> [Requirement] You are to retype all of the data exactly as it appears.

+++ Task data +++

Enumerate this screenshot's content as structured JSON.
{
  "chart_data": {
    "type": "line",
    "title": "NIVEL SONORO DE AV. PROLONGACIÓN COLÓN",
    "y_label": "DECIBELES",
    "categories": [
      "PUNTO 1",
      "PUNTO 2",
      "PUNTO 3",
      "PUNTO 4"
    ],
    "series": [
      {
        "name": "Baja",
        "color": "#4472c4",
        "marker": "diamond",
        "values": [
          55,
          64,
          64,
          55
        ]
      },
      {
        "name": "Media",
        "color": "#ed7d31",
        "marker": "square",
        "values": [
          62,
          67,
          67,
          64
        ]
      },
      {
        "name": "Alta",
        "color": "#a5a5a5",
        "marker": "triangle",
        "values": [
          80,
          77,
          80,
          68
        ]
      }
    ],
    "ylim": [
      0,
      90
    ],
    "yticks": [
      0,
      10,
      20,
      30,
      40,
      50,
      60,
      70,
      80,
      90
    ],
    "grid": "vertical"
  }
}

+++

> [Exercise answer]
Enumerate this screenshot's content as structured JSON.
{
  "chart_data": {
    "type": "line",
    "title": "NIVEL SONORO DE AV. PROLONGACIÓN COLÓN",
    "y_label": "DECIBELES",
    "categories": [
      "PUNTO 1",
      "PUNTO 2",
      "PUNTO 3",
      "PUNTO 4"
    ],
    "series": [
      {
        "name": "Baja",
        "color": "#4472c4",
        "marker": "diamond",
        "values": [
          55,
          64,
          64,
          55
        ]
      },
      {
        "name": "Media",
        "color": "#ed7d31",
        "marker": "square",
        "values": [
          62,
          67,
          67,
          64
        ]
      },
      {
        "name": "Alta",
        "color": "#a5a5a5",
        "marker": "triangle",
        "values": [
          80,
          77,
          80,
          68
        ]
      }
    ],
    "ylim": [
      0,
      90
    ],
    "yticks": [
      0,
      10,
      20,
      30,
      40,
      50,
      60,
      70,
      80,
      90
    ],
    "grid": "vertical"
  }
}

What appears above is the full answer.